* [MATERIAL SUPPLIED]:
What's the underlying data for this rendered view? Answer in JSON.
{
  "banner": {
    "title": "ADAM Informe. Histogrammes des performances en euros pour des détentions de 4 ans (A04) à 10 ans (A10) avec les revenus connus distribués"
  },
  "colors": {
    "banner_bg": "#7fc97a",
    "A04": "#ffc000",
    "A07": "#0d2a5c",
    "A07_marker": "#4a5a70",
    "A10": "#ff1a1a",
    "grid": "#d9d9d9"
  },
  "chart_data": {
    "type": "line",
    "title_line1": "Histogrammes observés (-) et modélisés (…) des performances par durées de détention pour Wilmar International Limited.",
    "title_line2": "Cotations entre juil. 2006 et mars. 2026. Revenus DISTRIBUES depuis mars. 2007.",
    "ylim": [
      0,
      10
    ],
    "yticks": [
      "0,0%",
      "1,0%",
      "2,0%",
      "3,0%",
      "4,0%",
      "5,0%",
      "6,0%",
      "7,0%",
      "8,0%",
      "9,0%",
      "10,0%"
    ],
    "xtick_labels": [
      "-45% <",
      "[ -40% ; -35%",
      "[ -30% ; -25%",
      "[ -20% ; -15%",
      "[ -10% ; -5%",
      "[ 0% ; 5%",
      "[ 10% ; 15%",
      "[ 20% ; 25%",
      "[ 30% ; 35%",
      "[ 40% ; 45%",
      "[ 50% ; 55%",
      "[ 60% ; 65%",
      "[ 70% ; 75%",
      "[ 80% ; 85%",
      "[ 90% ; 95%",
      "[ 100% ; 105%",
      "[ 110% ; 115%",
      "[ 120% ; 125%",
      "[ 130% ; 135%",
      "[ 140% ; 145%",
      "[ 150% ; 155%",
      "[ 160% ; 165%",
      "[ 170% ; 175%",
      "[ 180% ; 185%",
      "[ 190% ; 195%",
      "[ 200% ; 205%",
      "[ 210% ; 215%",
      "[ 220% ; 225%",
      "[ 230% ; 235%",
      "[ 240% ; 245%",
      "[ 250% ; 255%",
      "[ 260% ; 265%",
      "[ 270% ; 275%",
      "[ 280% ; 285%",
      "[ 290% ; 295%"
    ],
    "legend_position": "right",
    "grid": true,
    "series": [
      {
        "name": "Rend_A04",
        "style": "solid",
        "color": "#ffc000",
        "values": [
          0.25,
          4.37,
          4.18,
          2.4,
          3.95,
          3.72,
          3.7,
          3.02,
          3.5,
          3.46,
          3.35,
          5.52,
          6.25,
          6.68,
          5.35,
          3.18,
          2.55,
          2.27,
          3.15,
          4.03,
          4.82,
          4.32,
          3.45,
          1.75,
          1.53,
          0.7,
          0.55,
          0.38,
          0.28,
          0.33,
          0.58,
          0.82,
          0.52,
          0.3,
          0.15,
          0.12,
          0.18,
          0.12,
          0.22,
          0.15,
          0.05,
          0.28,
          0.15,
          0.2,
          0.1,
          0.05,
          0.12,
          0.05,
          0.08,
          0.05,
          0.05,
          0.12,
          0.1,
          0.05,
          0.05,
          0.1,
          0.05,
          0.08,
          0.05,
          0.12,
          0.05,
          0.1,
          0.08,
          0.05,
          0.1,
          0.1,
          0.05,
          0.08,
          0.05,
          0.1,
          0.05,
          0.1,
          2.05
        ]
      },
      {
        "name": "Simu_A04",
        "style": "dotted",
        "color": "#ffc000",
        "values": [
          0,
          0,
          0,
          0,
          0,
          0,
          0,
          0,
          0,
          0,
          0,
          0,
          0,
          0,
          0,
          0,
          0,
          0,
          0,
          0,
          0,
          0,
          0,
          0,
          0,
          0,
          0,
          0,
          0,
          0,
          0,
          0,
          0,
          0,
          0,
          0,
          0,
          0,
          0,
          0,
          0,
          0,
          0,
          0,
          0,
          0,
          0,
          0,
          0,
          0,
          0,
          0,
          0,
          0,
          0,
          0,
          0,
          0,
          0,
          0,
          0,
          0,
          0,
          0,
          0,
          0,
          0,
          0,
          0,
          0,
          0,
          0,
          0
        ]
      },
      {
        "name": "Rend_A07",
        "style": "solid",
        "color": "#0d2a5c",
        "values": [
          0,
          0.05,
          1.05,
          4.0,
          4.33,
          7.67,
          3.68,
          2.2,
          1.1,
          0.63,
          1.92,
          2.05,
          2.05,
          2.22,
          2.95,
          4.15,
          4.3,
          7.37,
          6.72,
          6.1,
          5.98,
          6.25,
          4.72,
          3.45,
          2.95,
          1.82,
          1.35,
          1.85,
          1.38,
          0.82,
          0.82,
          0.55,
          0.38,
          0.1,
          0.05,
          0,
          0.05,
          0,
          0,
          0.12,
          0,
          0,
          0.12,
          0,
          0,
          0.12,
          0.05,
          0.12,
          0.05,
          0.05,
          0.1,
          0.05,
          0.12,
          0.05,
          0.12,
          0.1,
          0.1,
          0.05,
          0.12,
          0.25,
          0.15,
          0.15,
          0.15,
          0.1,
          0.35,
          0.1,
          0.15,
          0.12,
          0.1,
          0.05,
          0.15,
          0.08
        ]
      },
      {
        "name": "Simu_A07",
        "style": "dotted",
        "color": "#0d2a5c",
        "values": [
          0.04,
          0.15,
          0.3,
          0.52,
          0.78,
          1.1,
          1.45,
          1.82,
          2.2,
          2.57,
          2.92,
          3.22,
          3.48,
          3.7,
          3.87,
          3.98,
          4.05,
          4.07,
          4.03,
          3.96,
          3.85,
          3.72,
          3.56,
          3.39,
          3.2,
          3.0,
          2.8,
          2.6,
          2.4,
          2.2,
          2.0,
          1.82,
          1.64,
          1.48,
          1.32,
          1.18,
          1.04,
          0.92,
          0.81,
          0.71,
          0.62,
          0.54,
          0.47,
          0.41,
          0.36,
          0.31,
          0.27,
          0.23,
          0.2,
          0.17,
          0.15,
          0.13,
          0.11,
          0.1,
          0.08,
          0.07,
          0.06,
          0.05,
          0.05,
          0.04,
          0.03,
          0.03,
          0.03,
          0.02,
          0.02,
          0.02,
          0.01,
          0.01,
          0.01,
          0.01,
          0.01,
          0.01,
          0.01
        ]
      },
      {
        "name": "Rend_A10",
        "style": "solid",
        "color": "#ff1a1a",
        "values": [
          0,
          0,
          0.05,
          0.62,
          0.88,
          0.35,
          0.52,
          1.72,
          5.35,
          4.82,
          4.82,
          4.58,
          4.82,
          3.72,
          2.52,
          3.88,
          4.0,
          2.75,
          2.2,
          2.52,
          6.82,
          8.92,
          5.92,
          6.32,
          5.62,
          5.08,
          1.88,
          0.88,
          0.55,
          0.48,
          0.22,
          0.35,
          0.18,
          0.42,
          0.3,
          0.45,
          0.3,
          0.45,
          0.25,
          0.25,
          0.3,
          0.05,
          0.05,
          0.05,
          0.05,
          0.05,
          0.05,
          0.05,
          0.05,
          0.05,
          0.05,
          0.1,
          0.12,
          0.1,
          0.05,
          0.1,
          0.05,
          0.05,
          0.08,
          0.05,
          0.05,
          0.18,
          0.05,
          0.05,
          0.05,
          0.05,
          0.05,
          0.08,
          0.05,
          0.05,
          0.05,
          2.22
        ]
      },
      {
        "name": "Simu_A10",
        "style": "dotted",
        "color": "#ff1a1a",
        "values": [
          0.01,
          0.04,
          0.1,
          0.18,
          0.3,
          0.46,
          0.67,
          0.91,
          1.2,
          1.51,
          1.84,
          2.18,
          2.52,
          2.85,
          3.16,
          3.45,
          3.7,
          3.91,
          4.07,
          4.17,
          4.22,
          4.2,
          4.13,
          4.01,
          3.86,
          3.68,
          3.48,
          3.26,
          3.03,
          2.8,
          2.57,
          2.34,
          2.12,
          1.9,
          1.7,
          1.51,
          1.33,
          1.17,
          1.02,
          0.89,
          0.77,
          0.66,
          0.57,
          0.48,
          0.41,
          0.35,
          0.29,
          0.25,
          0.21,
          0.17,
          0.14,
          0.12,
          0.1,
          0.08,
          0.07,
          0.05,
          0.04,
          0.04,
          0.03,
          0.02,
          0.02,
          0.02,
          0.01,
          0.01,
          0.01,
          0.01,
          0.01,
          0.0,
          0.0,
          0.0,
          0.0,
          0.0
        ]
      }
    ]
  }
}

==

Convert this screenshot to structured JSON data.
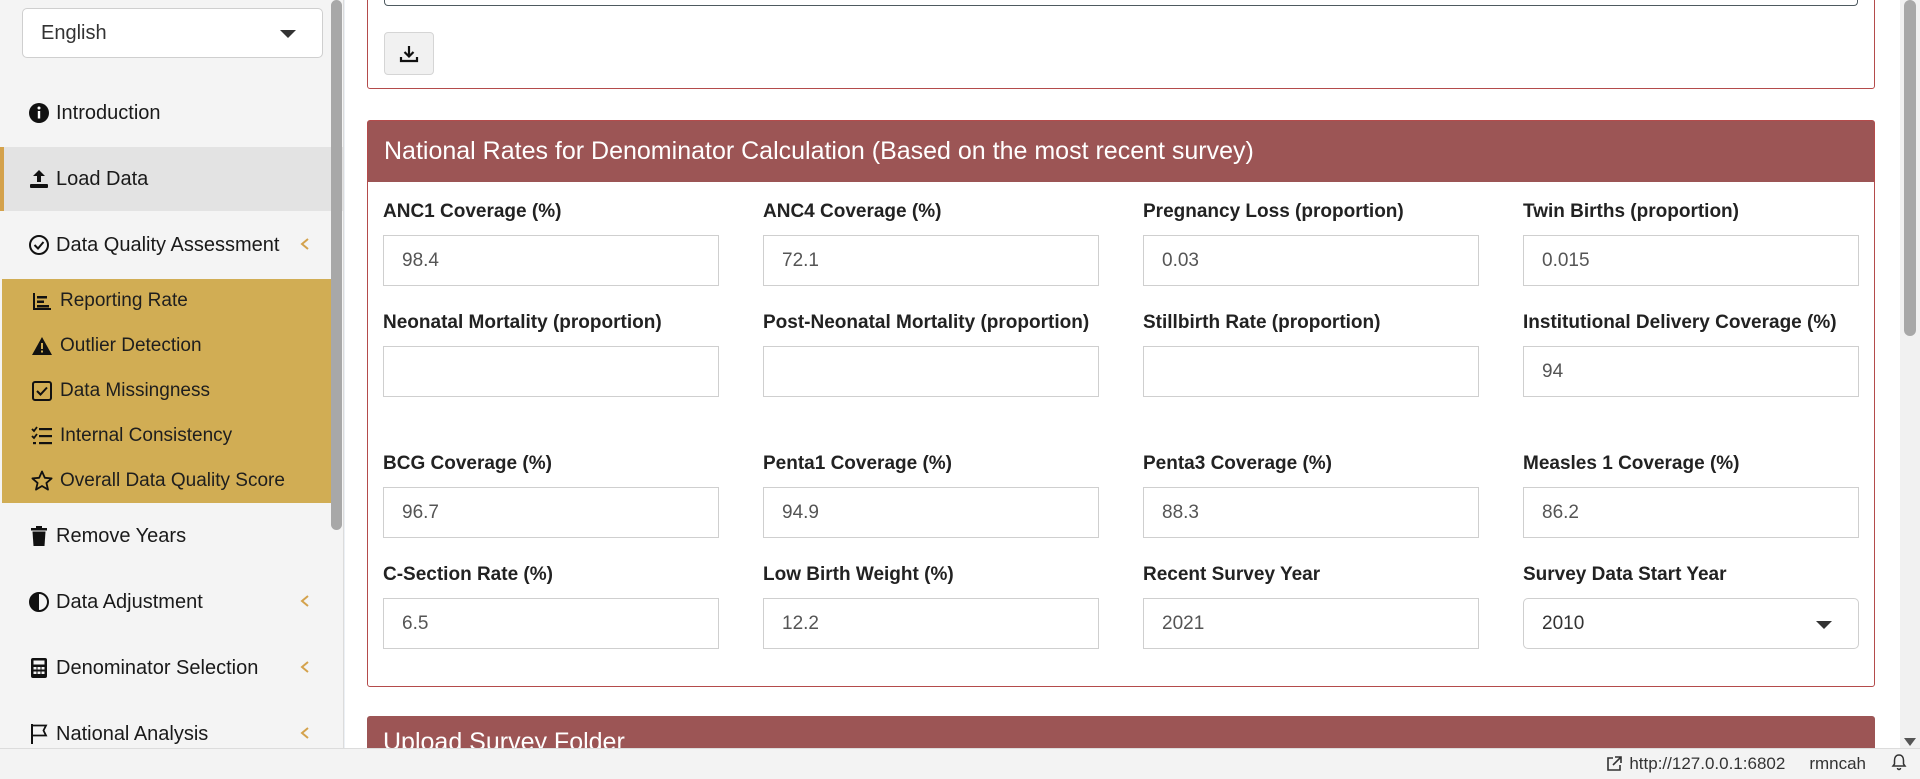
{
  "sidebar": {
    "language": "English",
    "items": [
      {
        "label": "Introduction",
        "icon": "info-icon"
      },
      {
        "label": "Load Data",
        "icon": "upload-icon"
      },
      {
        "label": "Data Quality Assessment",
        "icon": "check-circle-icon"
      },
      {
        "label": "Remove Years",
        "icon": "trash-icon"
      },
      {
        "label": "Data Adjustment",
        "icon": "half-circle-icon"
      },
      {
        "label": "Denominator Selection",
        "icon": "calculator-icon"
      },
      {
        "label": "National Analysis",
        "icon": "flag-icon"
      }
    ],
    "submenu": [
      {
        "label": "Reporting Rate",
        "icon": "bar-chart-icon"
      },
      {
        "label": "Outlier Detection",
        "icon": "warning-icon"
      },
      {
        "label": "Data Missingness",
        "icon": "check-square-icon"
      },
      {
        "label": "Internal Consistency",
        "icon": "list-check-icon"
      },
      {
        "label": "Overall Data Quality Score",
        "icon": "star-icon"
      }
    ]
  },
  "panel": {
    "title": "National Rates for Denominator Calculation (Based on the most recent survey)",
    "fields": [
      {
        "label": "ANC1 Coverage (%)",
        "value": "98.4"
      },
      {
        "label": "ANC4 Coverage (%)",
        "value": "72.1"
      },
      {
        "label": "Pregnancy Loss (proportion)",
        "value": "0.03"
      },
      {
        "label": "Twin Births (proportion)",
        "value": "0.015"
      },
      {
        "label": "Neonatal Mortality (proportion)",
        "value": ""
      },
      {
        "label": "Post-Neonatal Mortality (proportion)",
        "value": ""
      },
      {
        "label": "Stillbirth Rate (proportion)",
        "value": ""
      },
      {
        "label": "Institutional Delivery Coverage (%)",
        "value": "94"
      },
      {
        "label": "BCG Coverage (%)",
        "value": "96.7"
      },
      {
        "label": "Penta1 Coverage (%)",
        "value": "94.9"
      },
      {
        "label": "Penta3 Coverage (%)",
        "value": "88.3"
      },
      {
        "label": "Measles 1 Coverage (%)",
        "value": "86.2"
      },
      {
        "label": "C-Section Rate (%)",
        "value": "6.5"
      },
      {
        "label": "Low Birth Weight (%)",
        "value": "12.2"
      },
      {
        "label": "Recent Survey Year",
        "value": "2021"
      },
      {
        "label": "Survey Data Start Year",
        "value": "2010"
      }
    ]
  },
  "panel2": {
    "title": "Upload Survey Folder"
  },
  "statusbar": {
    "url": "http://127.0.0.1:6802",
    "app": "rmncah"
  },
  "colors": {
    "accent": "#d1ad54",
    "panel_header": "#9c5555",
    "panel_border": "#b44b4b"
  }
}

* [STATED PROBLEM]:
Which lines of the data above contain "Histogrammes"? Copy each one.

* [RESPONSE TO THE TASK]:
    "title": "ADAM Informe. Histogrammes des performances en euros pour des détentions de 4 ans (A04) à 10 ans (A10) avec les revenus connus distribués"
    "title_line1": "Histogrammes observés (-) et modélisés (…) des performances par durées de détention pour Wilmar International Limited.",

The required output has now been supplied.